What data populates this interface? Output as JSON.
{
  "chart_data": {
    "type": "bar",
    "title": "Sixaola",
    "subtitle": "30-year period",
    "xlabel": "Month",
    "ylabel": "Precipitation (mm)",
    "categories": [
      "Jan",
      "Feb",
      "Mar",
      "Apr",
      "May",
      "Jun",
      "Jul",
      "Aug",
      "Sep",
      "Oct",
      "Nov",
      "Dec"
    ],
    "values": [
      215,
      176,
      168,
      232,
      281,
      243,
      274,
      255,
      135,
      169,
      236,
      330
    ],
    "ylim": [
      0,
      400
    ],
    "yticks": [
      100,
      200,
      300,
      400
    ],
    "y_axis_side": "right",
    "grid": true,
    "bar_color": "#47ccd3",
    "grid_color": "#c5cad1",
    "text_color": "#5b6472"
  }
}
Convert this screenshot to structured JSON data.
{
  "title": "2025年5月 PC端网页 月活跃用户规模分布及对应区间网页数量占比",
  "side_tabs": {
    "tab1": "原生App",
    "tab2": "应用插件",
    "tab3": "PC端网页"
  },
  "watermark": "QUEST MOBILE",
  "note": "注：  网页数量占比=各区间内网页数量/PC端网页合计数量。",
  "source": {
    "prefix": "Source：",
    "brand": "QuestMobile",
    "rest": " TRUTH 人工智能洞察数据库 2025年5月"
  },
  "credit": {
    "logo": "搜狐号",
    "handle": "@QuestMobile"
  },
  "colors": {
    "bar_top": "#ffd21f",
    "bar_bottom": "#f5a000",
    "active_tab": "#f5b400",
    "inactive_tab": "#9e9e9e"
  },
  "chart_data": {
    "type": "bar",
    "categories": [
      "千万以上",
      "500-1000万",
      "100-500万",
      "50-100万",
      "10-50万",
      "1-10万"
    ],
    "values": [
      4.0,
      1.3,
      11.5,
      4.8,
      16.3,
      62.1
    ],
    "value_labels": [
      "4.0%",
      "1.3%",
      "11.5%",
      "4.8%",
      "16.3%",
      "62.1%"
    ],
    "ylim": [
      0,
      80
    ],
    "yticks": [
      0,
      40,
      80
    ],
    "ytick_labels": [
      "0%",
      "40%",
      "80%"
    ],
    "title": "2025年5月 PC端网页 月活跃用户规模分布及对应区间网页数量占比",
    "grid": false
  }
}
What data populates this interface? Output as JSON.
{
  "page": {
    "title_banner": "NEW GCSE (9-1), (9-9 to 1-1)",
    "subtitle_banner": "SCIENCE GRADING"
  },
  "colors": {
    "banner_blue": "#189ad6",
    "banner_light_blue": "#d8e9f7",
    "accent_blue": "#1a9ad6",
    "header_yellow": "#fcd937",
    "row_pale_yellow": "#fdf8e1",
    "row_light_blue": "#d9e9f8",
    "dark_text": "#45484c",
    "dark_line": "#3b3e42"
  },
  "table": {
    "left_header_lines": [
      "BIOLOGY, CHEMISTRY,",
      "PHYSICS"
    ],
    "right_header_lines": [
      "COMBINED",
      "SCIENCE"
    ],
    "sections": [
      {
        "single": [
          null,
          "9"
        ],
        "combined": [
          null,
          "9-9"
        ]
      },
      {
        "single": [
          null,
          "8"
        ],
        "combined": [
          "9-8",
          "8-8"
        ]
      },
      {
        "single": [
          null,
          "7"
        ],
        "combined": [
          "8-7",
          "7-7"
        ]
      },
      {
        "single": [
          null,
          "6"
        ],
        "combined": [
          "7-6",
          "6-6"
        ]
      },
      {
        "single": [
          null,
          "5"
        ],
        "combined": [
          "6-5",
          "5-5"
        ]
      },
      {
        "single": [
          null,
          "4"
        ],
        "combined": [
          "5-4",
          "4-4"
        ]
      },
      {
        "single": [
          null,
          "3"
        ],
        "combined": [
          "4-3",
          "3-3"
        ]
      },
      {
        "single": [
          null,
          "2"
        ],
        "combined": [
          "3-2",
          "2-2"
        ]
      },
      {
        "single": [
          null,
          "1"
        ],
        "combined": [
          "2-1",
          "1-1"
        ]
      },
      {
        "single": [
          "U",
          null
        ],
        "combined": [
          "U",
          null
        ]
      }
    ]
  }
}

---

Short problem →
Reproduce the data in full, exactly as presented.

Response to the task →
What data populates this interface? Output as JSON.
{
  "chart_data": {
    "type": "bar",
    "title": "Sixaola",
    "subtitle": "30-year period",
    "xlabel": "Month",
    "ylabel": "Precipitation (mm)",
    "categories": [
      "Jan",
      "Feb",
      "Mar",
      "Apr",
      "May",
      "Jun",
      "Jul",
      "Aug",
      "Sep",
      "Oct",
      "Nov",
      "Dec"
    ],
    "values": [
      215,
      176,
      168,
      232,
      281,
      243,
      274,
      255,
      135,
      169,
      236,
      330
    ],
    "ylim": [
      0,
      400
    ],
    "yticks": [
      100,
      200,
      300,
      400
    ],
    "y_axis_side": "right",
    "grid": true,
    "bar_color": "#47ccd3",
    "grid_color": "#c5cad1",
    "text_color": "#5b6472"
  }
}
Convert this screenshot to structured JSON data.
{
  "title": "2025年5月 PC端网页 月活跃用户规模分布及对应区间网页数量占比",
  "side_tabs": {
    "tab1": "原生App",
    "tab2": "应用插件",
    "tab3": "PC端网页"
  },
  "watermark": "QUEST MOBILE",
  "note": "注：  网页数量占比=各区间内网页数量/PC端网页合计数量。",
  "source": {
    "prefix": "Source：",
    "brand": "QuestMobile",
    "rest": " TRUTH 人工智能洞察数据库 2025年5月"
  },
  "credit": {
    "logo": "搜狐号",
    "handle": "@QuestMobile"
  },
  "colors": {
    "bar_top": "#ffd21f",
    "bar_bottom": "#f5a000",
    "active_tab": "#f5b400",
    "inactive_tab": "#9e9e9e"
  },
  "chart_data": {
    "type": "bar",
    "categories": [
      "千万以上",
      "500-1000万",
      "100-500万",
      "50-100万",
      "10-50万",
      "1-10万"
    ],
    "values": [
      4.0,
      1.3,
      11.5,
      4.8,
      16.3,
      62.1
    ],
    "value_labels": [
      "4.0%",
      "1.3%",
      "11.5%",
      "4.8%",
      "16.3%",
      "62.1%"
    ],
    "ylim": [
      0,
      80
    ],
    "yticks": [
      0,
      40,
      80
    ],
    "ytick_labels": [
      "0%",
      "40%",
      "80%"
    ],
    "title": "2025年5月 PC端网页 月活跃用户规模分布及对应区间网页数量占比",
    "grid": false
  }
}
What data populates this interface? Output as JSON.
{
  "page": {
    "title_banner": "NEW GCSE (9-1), (9-9 to 1-1)",
    "subtitle_banner": "SCIENCE GRADING"
  },
  "colors": {
    "banner_blue": "#189ad6",
    "banner_light_blue": "#d8e9f7",
    "accent_blue": "#1a9ad6",
    "header_yellow": "#fcd937",
    "row_pale_yellow": "#fdf8e1",
    "row_light_blue": "#d9e9f8",
    "dark_text": "#45484c",
    "dark_line": "#3b3e42"
  },
  "table": {
    "left_header_lines": [
      "BIOLOGY, CHEMISTRY,",
      "PHYSICS"
    ],
    "right_header_lines": [
      "COMBINED",
      "SCIENCE"
    ],
    "sections": [
      {
        "single": [
          null,
          "9"
        ],
        "combined": [
          null,
          "9-9"
        ]
      },
      {
        "single": [
          null,
          "8"
        ],
        "combined": [
          "9-8",
          "8-8"
        ]
      },
      {
        "single": [
          null,
          "7"
        ],
        "combined": [
          "8-7",
          "7-7"
        ]
      },
      {
        "single": [
          null,
          "6"
        ],
        "combined": [
          "7-6",
          "6-6"
        ]
      },
      {
        "single": [
          null,
          "5"
        ],
        "combined": [
          "6-5",
          "5-5"
        ]
      },
      {
        "single": [
          null,
          "4"
        ],
        "combined": [
          "5-4",
          "4-4"
        ]
      },
      {
        "single": [
          null,
          "3"
        ],
        "combined": [
          "4-3",
          "3-3"
        ]
      },
      {
        "single": [
          null,
          "2"
        ],
        "combined": [
          "3-2",
          "2-2"
        ]
      },
      {
        "single": [
          null,
          "1"
        ],
        "combined": [
          "2-1",
          "1-1"
        ]
      },
      {
        "single": [
          "U",
          null
        ],
        "combined": [
          "U",
          null
        ]
      }
    ]
  }
}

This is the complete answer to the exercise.